### TASK STATEMENT
Output the entries below exactly as written, omitting pictures.
Start of SUPPLIED DATA
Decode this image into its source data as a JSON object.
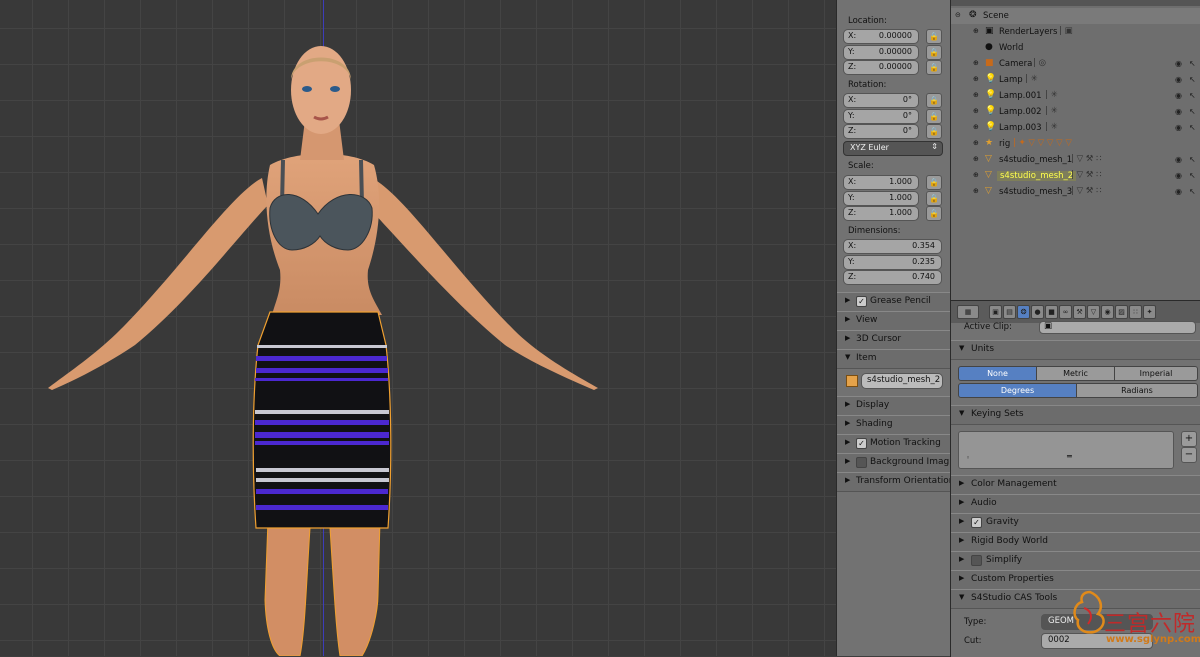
{
  "outliner": {
    "items": [
      {
        "name": "Scene",
        "extra": "",
        "icon": "scene-icon"
      },
      {
        "name": "RenderLayers",
        "extra": "",
        "icon": "render-layers-icon"
      },
      {
        "name": "World",
        "extra": "",
        "icon": "world-icon"
      },
      {
        "name": "Camera",
        "extra": "",
        "icon": "camera-icon"
      },
      {
        "name": "Lamp",
        "extra": "",
        "icon": "lamp-icon"
      },
      {
        "name": "Lamp.001",
        "extra": "",
        "icon": "lamp-icon"
      },
      {
        "name": "Lamp.002",
        "extra": "",
        "icon": "lamp-icon"
      },
      {
        "name": "Lamp.003",
        "extra": "",
        "icon": "lamp-icon"
      },
      {
        "name": "rig",
        "extra": "",
        "icon": "armature-icon"
      },
      {
        "name": "s4studio_mesh_1",
        "extra": "",
        "icon": "mesh-icon"
      },
      {
        "name": "s4studio_mesh_2",
        "extra": "",
        "icon": "mesh-icon",
        "selected": true
      },
      {
        "name": "s4studio_mesh_3",
        "extra": "",
        "icon": "mesh-icon"
      }
    ]
  },
  "transform": {
    "location_label": "Location:",
    "location": [
      {
        "k": "X:",
        "v": "0.00000"
      },
      {
        "k": "Y:",
        "v": "0.00000"
      },
      {
        "k": "Z:",
        "v": "0.00000"
      }
    ],
    "rotation_label": "Rotation:",
    "rotation": [
      {
        "k": "X:",
        "v": "0°"
      },
      {
        "k": "Y:",
        "v": "0°"
      },
      {
        "k": "Z:",
        "v": "0°"
      }
    ],
    "rotation_mode": "XYZ Euler",
    "scale_label": "Scale:",
    "scale": [
      {
        "k": "X:",
        "v": "1.000"
      },
      {
        "k": "Y:",
        "v": "1.000"
      },
      {
        "k": "Z:",
        "v": "1.000"
      }
    ],
    "dimensions_label": "Dimensions:",
    "dimensions": [
      {
        "k": "X:",
        "v": "0.354"
      },
      {
        "k": "Y:",
        "v": "0.235"
      },
      {
        "k": "Z:",
        "v": "0.740"
      }
    ]
  },
  "npanel_sections": [
    {
      "label": "Grease Pencil",
      "checkbox": true,
      "expanded": false
    },
    {
      "label": "View",
      "checkbox": false,
      "expanded": false
    },
    {
      "label": "3D Cursor",
      "checkbox": false,
      "expanded": false
    },
    {
      "label": "Item",
      "checkbox": false,
      "expanded": true
    },
    {
      "label": "Display",
      "checkbox": false,
      "expanded": false
    },
    {
      "label": "Shading",
      "checkbox": false,
      "expanded": false
    },
    {
      "label": "Motion Tracking",
      "checkbox": true,
      "expanded": false
    },
    {
      "label": "Background Imag",
      "checkbox": "off",
      "expanded": false
    },
    {
      "label": "Transform Orientation",
      "checkbox": false,
      "expanded": false
    }
  ],
  "item_name": "s4studio_mesh_2",
  "properties": {
    "active_clip_label": "Active Clip:",
    "units_title": "Units",
    "unit_system": [
      "None",
      "Metric",
      "Imperial"
    ],
    "unit_system_selected": "None",
    "rotation_units": [
      "Degrees",
      "Radians"
    ],
    "rotation_units_selected": "Degrees",
    "keying_sets_title": "Keying Sets",
    "sections": [
      {
        "label": "Color Management",
        "checkbox": false
      },
      {
        "label": "Audio",
        "checkbox": false
      },
      {
        "label": "Gravity",
        "checkbox": true
      },
      {
        "label": "Rigid Body World",
        "checkbox": false
      },
      {
        "label": "Simplify",
        "checkbox": "off"
      },
      {
        "label": "Custom Properties",
        "checkbox": false
      }
    ],
    "s4_title": "S4Studio CAS Tools",
    "type_label": "Type:",
    "type_value": "GEOM",
    "cut_label": "Cut:",
    "cut_value": "0002"
  },
  "watermark": {
    "cn": "三宫六院",
    "url": "www.sglynp.com"
  },
  "colors": {
    "selected_text": "#ffff4d",
    "accent_blue": "#5680c2",
    "outline_orange": "#f0a030",
    "skirt_purple": "#4b28d0"
  }
}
End of SUPPLIED DATA
### CORRECT RESPONSE
Decode this image into its source data as a JSON object.
{
  "outliner": {
    "items": [
      {
        "name": "Scene",
        "extra": "",
        "icon": "scene-icon"
      },
      {
        "name": "RenderLayers",
        "extra": "",
        "icon": "render-layers-icon"
      },
      {
        "name": "World",
        "extra": "",
        "icon": "world-icon"
      },
      {
        "name": "Camera",
        "extra": "",
        "icon": "camera-icon"
      },
      {
        "name": "Lamp",
        "extra": "",
        "icon": "lamp-icon"
      },
      {
        "name": "Lamp.001",
        "extra": "",
        "icon": "lamp-icon"
      },
      {
        "name": "Lamp.002",
        "extra": "",
        "icon": "lamp-icon"
      },
      {
        "name": "Lamp.003",
        "extra": "",
        "icon": "lamp-icon"
      },
      {
        "name": "rig",
        "extra": "",
        "icon": "armature-icon"
      },
      {
        "name": "s4studio_mesh_1",
        "extra": "",
        "icon": "mesh-icon"
      },
      {
        "name": "s4studio_mesh_2",
        "extra": "",
        "icon": "mesh-icon",
        "selected": true
      },
      {
        "name": "s4studio_mesh_3",
        "extra": "",
        "icon": "mesh-icon"
      }
    ]
  },
  "transform": {
    "location_label": "Location:",
    "location": [
      {
        "k": "X:",
        "v": "0.00000"
      },
      {
        "k": "Y:",
        "v": "0.00000"
      },
      {
        "k": "Z:",
        "v": "0.00000"
      }
    ],
    "rotation_label": "Rotation:",
    "rotation": [
      {
        "k": "X:",
        "v": "0°"
      },
      {
        "k": "Y:",
        "v": "0°"
      },
      {
        "k": "Z:",
        "v": "0°"
      }
    ],
    "rotation_mode": "XYZ Euler",
    "scale_label": "Scale:",
    "scale": [
      {
        "k": "X:",
        "v": "1.000"
      },
      {
        "k": "Y:",
        "v": "1.000"
      },
      {
        "k": "Z:",
        "v": "1.000"
      }
    ],
    "dimensions_label": "Dimensions:",
    "dimensions": [
      {
        "k": "X:",
        "v": "0.354"
      },
      {
        "k": "Y:",
        "v": "0.235"
      },
      {
        "k": "Z:",
        "v": "0.740"
      }
    ]
  },
  "npanel_sections": [
    {
      "label": "Grease Pencil",
      "checkbox": true,
      "expanded": false
    },
    {
      "label": "View",
      "checkbox": false,
      "expanded": false
    },
    {
      "label": "3D Cursor",
      "checkbox": false,
      "expanded": false
    },
    {
      "label": "Item",
      "checkbox": false,
      "expanded": true
    },
    {
      "label": "Display",
      "checkbox": false,
      "expanded": false
    },
    {
      "label": "Shading",
      "checkbox": false,
      "expanded": false
    },
    {
      "label": "Motion Tracking",
      "checkbox": true,
      "expanded": false
    },
    {
      "label": "Background Imag",
      "checkbox": "off",
      "expanded": false
    },
    {
      "label": "Transform Orientation",
      "checkbox": false,
      "expanded": false
    }
  ],
  "item_name": "s4studio_mesh_2",
  "properties": {
    "active_clip_label": "Active Clip:",
    "units_title": "Units",
    "unit_system": [
      "None",
      "Metric",
      "Imperial"
    ],
    "unit_system_selected": "None",
    "rotation_units": [
      "Degrees",
      "Radians"
    ],
    "rotation_units_selected": "Degrees",
    "keying_sets_title": "Keying Sets",
    "sections": [
      {
        "label": "Color Management",
        "checkbox": false
      },
      {
        "label": "Audio",
        "checkbox": false
      },
      {
        "label": "Gravity",
        "checkbox": true
      },
      {
        "label": "Rigid Body World",
        "checkbox": false
      },
      {
        "label": "Simplify",
        "checkbox": "off"
      },
      {
        "label": "Custom Properties",
        "checkbox": false
      }
    ],
    "s4_title": "S4Studio CAS Tools",
    "type_label": "Type:",
    "type_value": "GEOM",
    "cut_label": "Cut:",
    "cut_value": "0002"
  },
  "watermark": {
    "cn": "三宫六院",
    "url": "www.sglynp.com"
  },
  "colors": {
    "selected_text": "#ffff4d",
    "accent_blue": "#5680c2",
    "outline_orange": "#f0a030",
    "skirt_purple": "#4b28d0"
  }
}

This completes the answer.